▸ What needs to be done: Locate the string "result" in the listing below. Copy every line where it is found.

--- Start of Exercise input ---

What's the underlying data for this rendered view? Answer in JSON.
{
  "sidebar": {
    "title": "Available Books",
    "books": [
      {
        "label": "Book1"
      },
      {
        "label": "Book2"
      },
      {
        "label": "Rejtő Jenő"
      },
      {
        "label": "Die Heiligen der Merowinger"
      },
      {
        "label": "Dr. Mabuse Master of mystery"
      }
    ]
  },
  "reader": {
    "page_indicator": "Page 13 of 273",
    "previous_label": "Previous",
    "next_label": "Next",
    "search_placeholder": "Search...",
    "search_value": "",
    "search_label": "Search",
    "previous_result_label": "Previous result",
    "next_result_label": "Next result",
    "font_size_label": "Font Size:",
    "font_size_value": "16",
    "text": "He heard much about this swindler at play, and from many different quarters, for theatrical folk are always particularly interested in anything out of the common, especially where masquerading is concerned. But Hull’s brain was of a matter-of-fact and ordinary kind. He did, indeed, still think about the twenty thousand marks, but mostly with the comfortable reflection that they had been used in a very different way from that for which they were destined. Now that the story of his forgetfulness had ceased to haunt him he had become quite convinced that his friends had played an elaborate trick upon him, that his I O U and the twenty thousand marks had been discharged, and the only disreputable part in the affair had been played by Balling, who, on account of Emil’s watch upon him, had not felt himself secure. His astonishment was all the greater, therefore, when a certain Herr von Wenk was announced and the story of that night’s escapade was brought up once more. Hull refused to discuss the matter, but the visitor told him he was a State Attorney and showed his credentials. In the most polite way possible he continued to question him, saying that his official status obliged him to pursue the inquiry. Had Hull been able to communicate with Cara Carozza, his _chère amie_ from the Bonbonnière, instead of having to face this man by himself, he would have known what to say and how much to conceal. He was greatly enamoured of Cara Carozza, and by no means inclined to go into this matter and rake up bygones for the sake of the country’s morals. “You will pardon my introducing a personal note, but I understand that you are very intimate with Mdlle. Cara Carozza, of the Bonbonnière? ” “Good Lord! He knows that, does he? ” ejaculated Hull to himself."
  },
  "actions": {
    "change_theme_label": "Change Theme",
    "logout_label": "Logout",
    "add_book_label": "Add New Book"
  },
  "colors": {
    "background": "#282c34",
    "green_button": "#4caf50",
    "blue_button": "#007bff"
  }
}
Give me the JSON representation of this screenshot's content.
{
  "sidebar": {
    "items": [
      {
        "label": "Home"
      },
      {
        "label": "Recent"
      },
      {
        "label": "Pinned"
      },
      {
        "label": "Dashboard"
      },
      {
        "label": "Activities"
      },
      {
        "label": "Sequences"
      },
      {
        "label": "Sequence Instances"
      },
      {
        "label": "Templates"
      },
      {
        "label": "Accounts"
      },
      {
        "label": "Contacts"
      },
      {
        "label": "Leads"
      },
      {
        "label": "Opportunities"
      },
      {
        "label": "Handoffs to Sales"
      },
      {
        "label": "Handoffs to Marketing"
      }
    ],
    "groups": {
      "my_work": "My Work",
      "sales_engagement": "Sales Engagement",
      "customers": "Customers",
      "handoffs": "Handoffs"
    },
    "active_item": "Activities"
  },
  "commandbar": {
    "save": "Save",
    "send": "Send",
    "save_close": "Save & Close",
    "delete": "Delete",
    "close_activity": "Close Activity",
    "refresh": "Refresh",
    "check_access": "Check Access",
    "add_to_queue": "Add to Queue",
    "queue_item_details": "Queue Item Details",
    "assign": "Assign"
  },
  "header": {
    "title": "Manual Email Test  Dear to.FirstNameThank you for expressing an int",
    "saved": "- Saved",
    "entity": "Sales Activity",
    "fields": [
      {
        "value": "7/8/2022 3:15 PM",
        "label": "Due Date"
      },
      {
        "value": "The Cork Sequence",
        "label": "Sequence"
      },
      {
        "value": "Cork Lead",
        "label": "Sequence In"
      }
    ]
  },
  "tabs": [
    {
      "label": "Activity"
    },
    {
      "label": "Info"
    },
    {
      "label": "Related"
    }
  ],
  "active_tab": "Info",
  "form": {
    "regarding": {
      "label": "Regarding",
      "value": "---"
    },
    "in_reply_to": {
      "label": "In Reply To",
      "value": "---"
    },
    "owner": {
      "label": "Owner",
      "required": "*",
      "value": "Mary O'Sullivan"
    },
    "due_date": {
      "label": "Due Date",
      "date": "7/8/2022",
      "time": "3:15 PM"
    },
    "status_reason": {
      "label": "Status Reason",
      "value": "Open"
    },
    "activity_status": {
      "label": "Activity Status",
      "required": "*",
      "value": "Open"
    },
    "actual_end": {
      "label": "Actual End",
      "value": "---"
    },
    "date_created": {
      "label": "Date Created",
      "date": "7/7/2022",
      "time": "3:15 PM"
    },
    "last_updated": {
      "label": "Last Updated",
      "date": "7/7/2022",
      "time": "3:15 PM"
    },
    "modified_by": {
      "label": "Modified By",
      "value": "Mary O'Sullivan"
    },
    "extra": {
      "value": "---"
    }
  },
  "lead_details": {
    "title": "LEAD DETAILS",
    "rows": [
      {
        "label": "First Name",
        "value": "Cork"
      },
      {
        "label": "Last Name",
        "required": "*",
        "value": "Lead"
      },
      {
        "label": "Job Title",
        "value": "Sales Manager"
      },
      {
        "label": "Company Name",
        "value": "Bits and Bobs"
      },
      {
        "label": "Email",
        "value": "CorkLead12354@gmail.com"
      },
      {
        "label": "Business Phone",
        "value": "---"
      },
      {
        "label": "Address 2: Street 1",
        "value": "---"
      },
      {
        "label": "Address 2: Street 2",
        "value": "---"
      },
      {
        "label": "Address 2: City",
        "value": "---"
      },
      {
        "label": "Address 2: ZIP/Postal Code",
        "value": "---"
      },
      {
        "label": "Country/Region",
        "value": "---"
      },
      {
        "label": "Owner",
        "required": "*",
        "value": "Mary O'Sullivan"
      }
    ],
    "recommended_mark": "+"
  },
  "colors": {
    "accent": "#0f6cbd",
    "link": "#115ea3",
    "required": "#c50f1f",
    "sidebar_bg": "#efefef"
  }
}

--- End of Exercise input ---

▸ Complete output:
    "previous_result_label": "Previous result",
    "next_result_label": "Next result",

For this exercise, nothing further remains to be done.